§ WHAT TO PRODUCE:
Leave out the pictures and reproduce all of the data exactly.

start

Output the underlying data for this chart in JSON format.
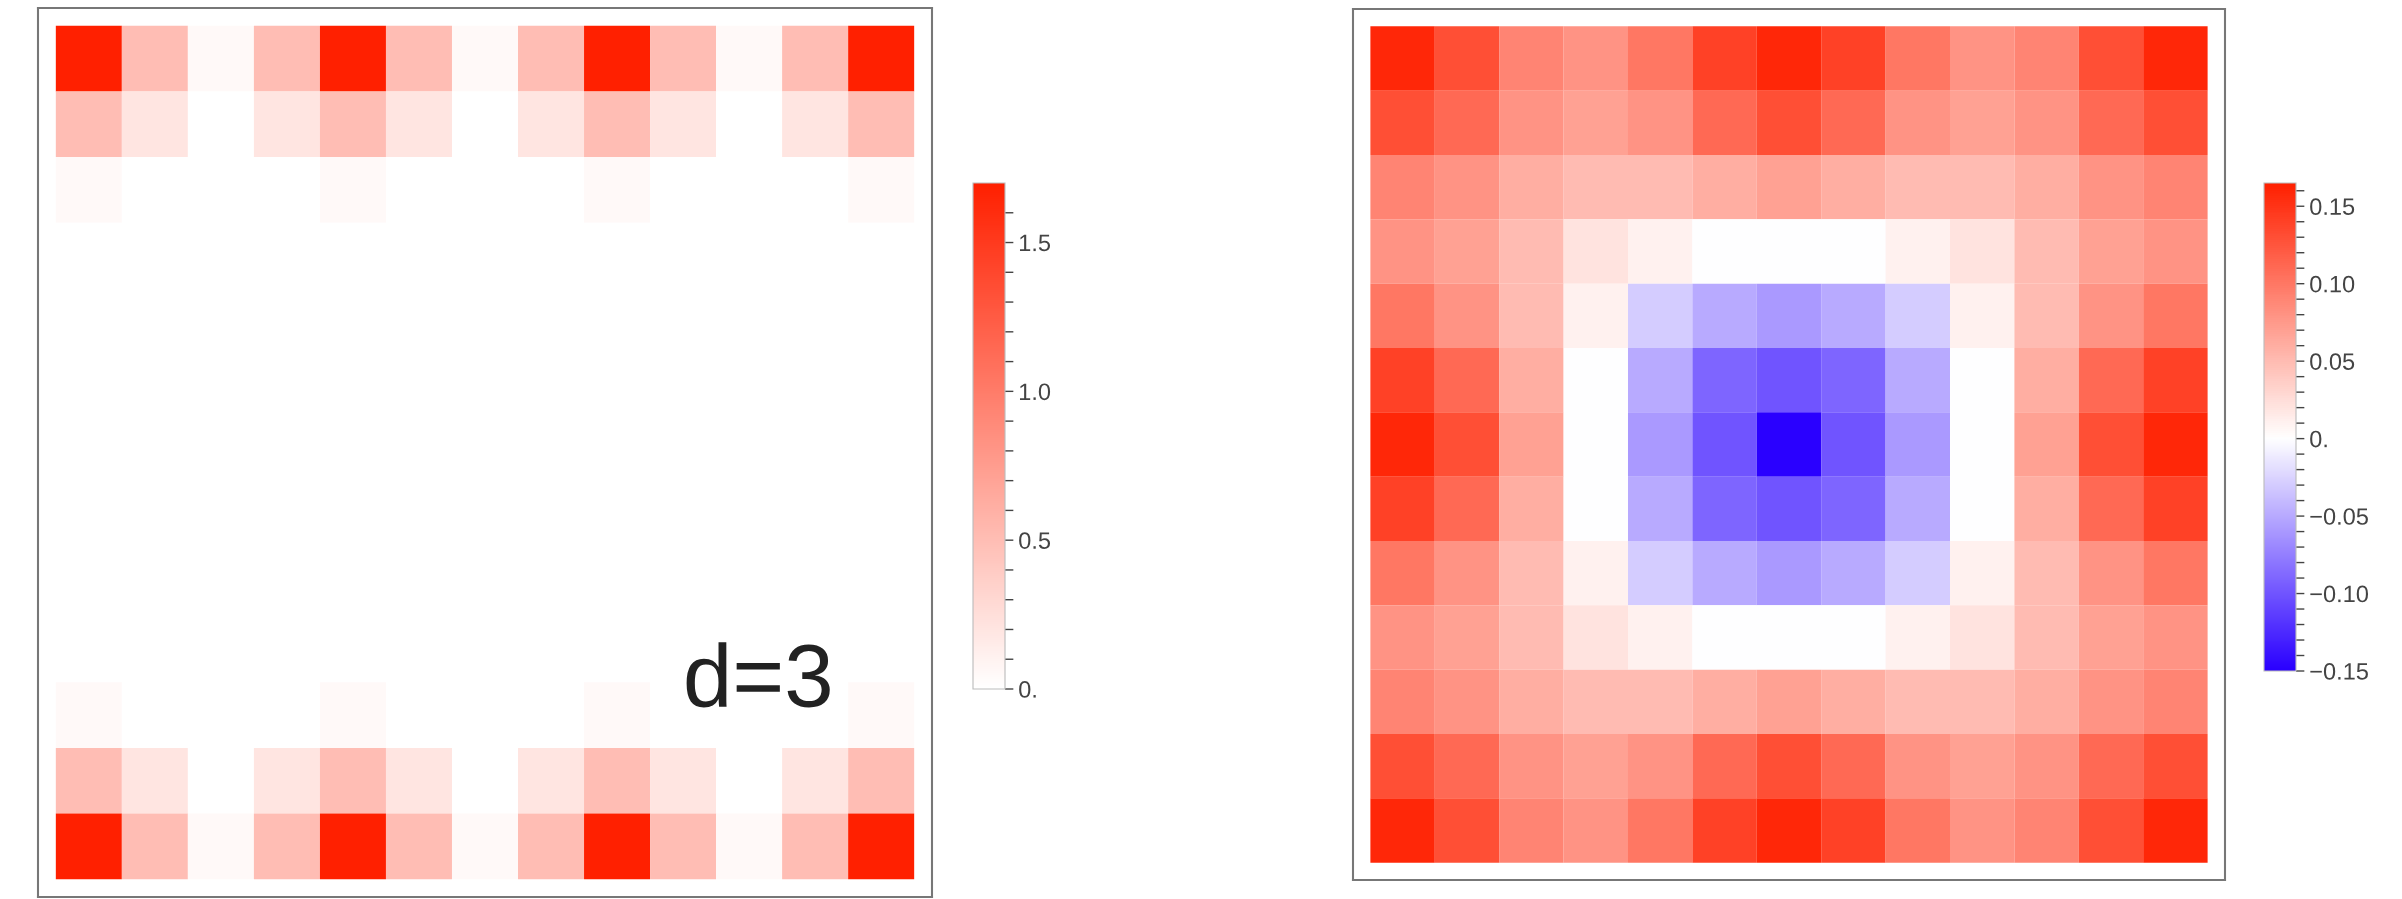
{
  "chart_data": [
    {
      "type": "heatmap",
      "annotations": [
        "d=3"
      ],
      "categories": [
        null,
        null,
        null,
        null,
        null,
        null,
        null,
        null,
        null,
        null,
        null,
        null,
        null
      ],
      "y_categories": [
        null,
        null,
        null,
        null,
        null,
        null,
        null,
        null,
        null,
        null,
        null,
        null,
        null
      ],
      "cells": [
        [
          1.7,
          0.5,
          0.05,
          0.5,
          1.7,
          0.5,
          0.05,
          0.5,
          1.7,
          0.5,
          0.05,
          0.5,
          1.7
        ],
        [
          0.5,
          0.2,
          0,
          0.2,
          0.5,
          0.2,
          0,
          0.2,
          0.5,
          0.2,
          0,
          0.2,
          0.5
        ],
        [
          0.05,
          0,
          0,
          0,
          0.05,
          0,
          0,
          0,
          0.05,
          0,
          0,
          0,
          0.05
        ],
        [
          0,
          0,
          0,
          0,
          0,
          0,
          0,
          0,
          0,
          0,
          0,
          0,
          0
        ],
        [
          0,
          0,
          0,
          0,
          0,
          0,
          0,
          0,
          0,
          0,
          0,
          0,
          0
        ],
        [
          0,
          0,
          0,
          0,
          0,
          0,
          0,
          0,
          0,
          0,
          0,
          0,
          0
        ],
        [
          0,
          0,
          0,
          0,
          0,
          0,
          0,
          0,
          0,
          0,
          0,
          0,
          0
        ],
        [
          0,
          0,
          0,
          0,
          0,
          0,
          0,
          0,
          0,
          0,
          0,
          0,
          0
        ],
        [
          0,
          0,
          0,
          0,
          0,
          0,
          0,
          0,
          0,
          0,
          0,
          0,
          0
        ],
        [
          0,
          0,
          0,
          0,
          0,
          0,
          0,
          0,
          0,
          0,
          0,
          0,
          0
        ],
        [
          0.05,
          0,
          0,
          0,
          0.05,
          0,
          0,
          0,
          0.05,
          0,
          0,
          0,
          0.05
        ],
        [
          0.5,
          0.2,
          0,
          0.2,
          0.5,
          0.2,
          0,
          0.2,
          0.5,
          0.2,
          0,
          0.2,
          0.5
        ],
        [
          1.7,
          0.5,
          0.05,
          0.5,
          1.7,
          0.5,
          0.05,
          0.5,
          1.7,
          0.5,
          0.05,
          0.5,
          1.7
        ]
      ],
      "clim": [
        0,
        1.7
      ],
      "cticks": [
        {
          "value": 0,
          "label": "0."
        },
        {
          "value": 0.1,
          "label": null
        },
        {
          "value": 0.2,
          "label": null
        },
        {
          "value": 0.3,
          "label": null
        },
        {
          "value": 0.4,
          "label": null
        },
        0.5,
        {
          "value": 0.6,
          "label": null
        },
        {
          "value": 0.7,
          "label": null
        },
        {
          "value": 0.8,
          "label": null
        },
        {
          "value": 0.9,
          "label": null
        },
        {
          "value": 1.0,
          "label": "1.0"
        },
        {
          "value": 1.1,
          "label": null
        },
        {
          "value": 1.2,
          "label": null
        },
        {
          "value": 1.3,
          "label": null
        },
        {
          "value": 1.4,
          "label": null
        },
        1.5,
        {
          "value": 1.6,
          "label": null
        }
      ]
    },
    {
      "type": "heatmap",
      "categories": [
        null,
        null,
        null,
        null,
        null,
        null,
        null,
        null,
        null,
        null,
        null,
        null,
        null
      ],
      "y_categories": [
        null,
        null,
        null,
        null,
        null,
        null,
        null,
        null,
        null,
        null,
        null,
        null,
        null
      ],
      "cells": [
        [
          0.16,
          0.13,
          0.09,
          0.08,
          0.1,
          0.14,
          0.16,
          0.14,
          0.1,
          0.08,
          0.09,
          0.13,
          0.16
        ],
        [
          0.13,
          0.11,
          0.08,
          0.07,
          0.08,
          0.11,
          0.13,
          0.11,
          0.08,
          0.07,
          0.08,
          0.11,
          0.13
        ],
        [
          0.09,
          0.08,
          0.06,
          0.05,
          0.05,
          0.06,
          0.07,
          0.06,
          0.05,
          0.05,
          0.06,
          0.08,
          0.09
        ],
        [
          0.08,
          0.07,
          0.05,
          0.02,
          0.01,
          0.0,
          0.0,
          0.0,
          0.01,
          0.02,
          0.05,
          0.07,
          0.08
        ],
        [
          0.1,
          0.08,
          0.05,
          0.01,
          -0.03,
          -0.05,
          -0.06,
          -0.05,
          -0.03,
          0.01,
          0.05,
          0.08,
          0.1
        ],
        [
          0.14,
          0.11,
          0.06,
          0.0,
          -0.05,
          -0.09,
          -0.1,
          -0.09,
          -0.05,
          0.0,
          0.06,
          0.11,
          0.14
        ],
        [
          0.16,
          0.13,
          0.07,
          0.0,
          -0.06,
          -0.1,
          -0.15,
          -0.1,
          -0.06,
          0.0,
          0.07,
          0.13,
          0.16
        ],
        [
          0.14,
          0.11,
          0.06,
          0.0,
          -0.05,
          -0.09,
          -0.1,
          -0.09,
          -0.05,
          0.0,
          0.06,
          0.11,
          0.14
        ],
        [
          0.1,
          0.08,
          0.05,
          0.01,
          -0.03,
          -0.05,
          -0.06,
          -0.05,
          -0.03,
          0.01,
          0.05,
          0.08,
          0.1
        ],
        [
          0.08,
          0.07,
          0.05,
          0.02,
          0.01,
          0.0,
          0.0,
          0.0,
          0.01,
          0.02,
          0.05,
          0.07,
          0.08
        ],
        [
          0.09,
          0.08,
          0.06,
          0.05,
          0.05,
          0.06,
          0.07,
          0.06,
          0.05,
          0.05,
          0.06,
          0.08,
          0.09
        ],
        [
          0.13,
          0.11,
          0.08,
          0.07,
          0.08,
          0.11,
          0.13,
          0.11,
          0.08,
          0.07,
          0.08,
          0.11,
          0.13
        ],
        [
          0.16,
          0.13,
          0.09,
          0.08,
          0.1,
          0.14,
          0.16,
          0.14,
          0.1,
          0.08,
          0.09,
          0.13,
          0.16
        ]
      ],
      "clim": [
        -0.15,
        0.165
      ],
      "cticks": [
        {
          "value": -0.15,
          "label": "−0.15"
        },
        {
          "value": -0.14,
          "label": null
        },
        {
          "value": -0.13,
          "label": null
        },
        {
          "value": -0.12,
          "label": null
        },
        {
          "value": -0.11,
          "label": null
        },
        {
          "value": -0.1,
          "label": "−0.10"
        },
        {
          "value": -0.09,
          "label": null
        },
        {
          "value": -0.08,
          "label": null
        },
        {
          "value": -0.07,
          "label": null
        },
        {
          "value": -0.06,
          "label": null
        },
        {
          "value": -0.05,
          "label": "−0.05"
        },
        {
          "value": -0.04,
          "label": null
        },
        {
          "value": -0.03,
          "label": null
        },
        {
          "value": -0.02,
          "label": null
        },
        {
          "value": -0.01,
          "label": null
        },
        {
          "value": 0,
          "label": "0."
        },
        {
          "value": 0.01,
          "label": null
        },
        {
          "value": 0.02,
          "label": null
        },
        {
          "value": 0.03,
          "label": null
        },
        {
          "value": 0.04,
          "label": null
        },
        {
          "value": 0.05,
          "label": "0.05"
        },
        {
          "value": 0.06,
          "label": null
        },
        {
          "value": 0.07,
          "label": null
        },
        {
          "value": 0.08,
          "label": null
        },
        {
          "value": 0.09,
          "label": null
        },
        {
          "value": 0.1,
          "label": "0.10"
        },
        {
          "value": 0.11,
          "label": null
        },
        {
          "value": 0.12,
          "label": null
        },
        {
          "value": 0.13,
          "label": null
        },
        {
          "value": 0.14,
          "label": null
        },
        {
          "value": 0.15,
          "label": "0.15"
        },
        {
          "value": 0.16,
          "label": null
        }
      ]
    }
  ]
}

end

§ WRITTEN ANSWER:
Output the underlying data for this chart in JSON format.
{
  "chart_data": [
    {
      "type": "heatmap",
      "annotations": [
        "d=3"
      ],
      "categories": [
        null,
        null,
        null,
        null,
        null,
        null,
        null,
        null,
        null,
        null,
        null,
        null,
        null
      ],
      "y_categories": [
        null,
        null,
        null,
        null,
        null,
        null,
        null,
        null,
        null,
        null,
        null,
        null,
        null
      ],
      "cells": [
        [
          1.7,
          0.5,
          0.05,
          0.5,
          1.7,
          0.5,
          0.05,
          0.5,
          1.7,
          0.5,
          0.05,
          0.5,
          1.7
        ],
        [
          0.5,
          0.2,
          0,
          0.2,
          0.5,
          0.2,
          0,
          0.2,
          0.5,
          0.2,
          0,
          0.2,
          0.5
        ],
        [
          0.05,
          0,
          0,
          0,
          0.05,
          0,
          0,
          0,
          0.05,
          0,
          0,
          0,
          0.05
        ],
        [
          0,
          0,
          0,
          0,
          0,
          0,
          0,
          0,
          0,
          0,
          0,
          0,
          0
        ],
        [
          0,
          0,
          0,
          0,
          0,
          0,
          0,
          0,
          0,
          0,
          0,
          0,
          0
        ],
        [
          0,
          0,
          0,
          0,
          0,
          0,
          0,
          0,
          0,
          0,
          0,
          0,
          0
        ],
        [
          0,
          0,
          0,
          0,
          0,
          0,
          0,
          0,
          0,
          0,
          0,
          0,
          0
        ],
        [
          0,
          0,
          0,
          0,
          0,
          0,
          0,
          0,
          0,
          0,
          0,
          0,
          0
        ],
        [
          0,
          0,
          0,
          0,
          0,
          0,
          0,
          0,
          0,
          0,
          0,
          0,
          0
        ],
        [
          0,
          0,
          0,
          0,
          0,
          0,
          0,
          0,
          0,
          0,
          0,
          0,
          0
        ],
        [
          0.05,
          0,
          0,
          0,
          0.05,
          0,
          0,
          0,
          0.05,
          0,
          0,
          0,
          0.05
        ],
        [
          0.5,
          0.2,
          0,
          0.2,
          0.5,
          0.2,
          0,
          0.2,
          0.5,
          0.2,
          0,
          0.2,
          0.5
        ],
        [
          1.7,
          0.5,
          0.05,
          0.5,
          1.7,
          0.5,
          0.05,
          0.5,
          1.7,
          0.5,
          0.05,
          0.5,
          1.7
        ]
      ],
      "clim": [
        0,
        1.7
      ],
      "cticks": [
        {
          "value": 0,
          "label": "0."
        },
        {
          "value": 0.1,
          "label": null
        },
        {
          "value": 0.2,
          "label": null
        },
        {
          "value": 0.3,
          "label": null
        },
        {
          "value": 0.4,
          "label": null
        },
        0.5,
        {
          "value": 0.6,
          "label": null
        },
        {
          "value": 0.7,
          "label": null
        },
        {
          "value": 0.8,
          "label": null
        },
        {
          "value": 0.9,
          "label": null
        },
        {
          "value": 1.0,
          "label": "1.0"
        },
        {
          "value": 1.1,
          "label": null
        },
        {
          "value": 1.2,
          "label": null
        },
        {
          "value": 1.3,
          "label": null
        },
        {
          "value": 1.4,
          "label": null
        },
        1.5,
        {
          "value": 1.6,
          "label": null
        }
      ]
    },
    {
      "type": "heatmap",
      "categories": [
        null,
        null,
        null,
        null,
        null,
        null,
        null,
        null,
        null,
        null,
        null,
        null,
        null
      ],
      "y_categories": [
        null,
        null,
        null,
        null,
        null,
        null,
        null,
        null,
        null,
        null,
        null,
        null,
        null
      ],
      "cells": [
        [
          0.16,
          0.13,
          0.09,
          0.08,
          0.1,
          0.14,
          0.16,
          0.14,
          0.1,
          0.08,
          0.09,
          0.13,
          0.16
        ],
        [
          0.13,
          0.11,
          0.08,
          0.07,
          0.08,
          0.11,
          0.13,
          0.11,
          0.08,
          0.07,
          0.08,
          0.11,
          0.13
        ],
        [
          0.09,
          0.08,
          0.06,
          0.05,
          0.05,
          0.06,
          0.07,
          0.06,
          0.05,
          0.05,
          0.06,
          0.08,
          0.09
        ],
        [
          0.08,
          0.07,
          0.05,
          0.02,
          0.01,
          0.0,
          0.0,
          0.0,
          0.01,
          0.02,
          0.05,
          0.07,
          0.08
        ],
        [
          0.1,
          0.08,
          0.05,
          0.01,
          -0.03,
          -0.05,
          -0.06,
          -0.05,
          -0.03,
          0.01,
          0.05,
          0.08,
          0.1
        ],
        [
          0.14,
          0.11,
          0.06,
          0.0,
          -0.05,
          -0.09,
          -0.1,
          -0.09,
          -0.05,
          0.0,
          0.06,
          0.11,
          0.14
        ],
        [
          0.16,
          0.13,
          0.07,
          0.0,
          -0.06,
          -0.1,
          -0.15,
          -0.1,
          -0.06,
          0.0,
          0.07,
          0.13,
          0.16
        ],
        [
          0.14,
          0.11,
          0.06,
          0.0,
          -0.05,
          -0.09,
          -0.1,
          -0.09,
          -0.05,
          0.0,
          0.06,
          0.11,
          0.14
        ],
        [
          0.1,
          0.08,
          0.05,
          0.01,
          -0.03,
          -0.05,
          -0.06,
          -0.05,
          -0.03,
          0.01,
          0.05,
          0.08,
          0.1
        ],
        [
          0.08,
          0.07,
          0.05,
          0.02,
          0.01,
          0.0,
          0.0,
          0.0,
          0.01,
          0.02,
          0.05,
          0.07,
          0.08
        ],
        [
          0.09,
          0.08,
          0.06,
          0.05,
          0.05,
          0.06,
          0.07,
          0.06,
          0.05,
          0.05,
          0.06,
          0.08,
          0.09
        ],
        [
          0.13,
          0.11,
          0.08,
          0.07,
          0.08,
          0.11,
          0.13,
          0.11,
          0.08,
          0.07,
          0.08,
          0.11,
          0.13
        ],
        [
          0.16,
          0.13,
          0.09,
          0.08,
          0.1,
          0.14,
          0.16,
          0.14,
          0.1,
          0.08,
          0.09,
          0.13,
          0.16
        ]
      ],
      "clim": [
        -0.15,
        0.165
      ],
      "cticks": [
        {
          "value": -0.15,
          "label": "−0.15"
        },
        {
          "value": -0.14,
          "label": null
        },
        {
          "value": -0.13,
          "label": null
        },
        {
          "value": -0.12,
          "label": null
        },
        {
          "value": -0.11,
          "label": null
        },
        {
          "value": -0.1,
          "label": "−0.10"
        },
        {
          "value": -0.09,
          "label": null
        },
        {
          "value": -0.08,
          "label": null
        },
        {
          "value": -0.07,
          "label": null
        },
        {
          "value": -0.06,
          "label": null
        },
        {
          "value": -0.05,
          "label": "−0.05"
        },
        {
          "value": -0.04,
          "label": null
        },
        {
          "value": -0.03,
          "label": null
        },
        {
          "value": -0.02,
          "label": null
        },
        {
          "value": -0.01,
          "label": null
        },
        {
          "value": 0,
          "label": "0."
        },
        {
          "value": 0.01,
          "label": null
        },
        {
          "value": 0.02,
          "label": null
        },
        {
          "value": 0.03,
          "label": null
        },
        {
          "value": 0.04,
          "label": null
        },
        {
          "value": 0.05,
          "label": "0.05"
        },
        {
          "value": 0.06,
          "label": null
        },
        {
          "value": 0.07,
          "label": null
        },
        {
          "value": 0.08,
          "label": null
        },
        {
          "value": 0.09,
          "label": null
        },
        {
          "value": 0.1,
          "label": "0.10"
        },
        {
          "value": 0.11,
          "label": null
        },
        {
          "value": 0.12,
          "label": null
        },
        {
          "value": 0.13,
          "label": null
        },
        {
          "value": 0.14,
          "label": null
        },
        {
          "value": 0.15,
          "label": "0.15"
        },
        {
          "value": 0.16,
          "label": null
        }
      ]
    }
  ]
}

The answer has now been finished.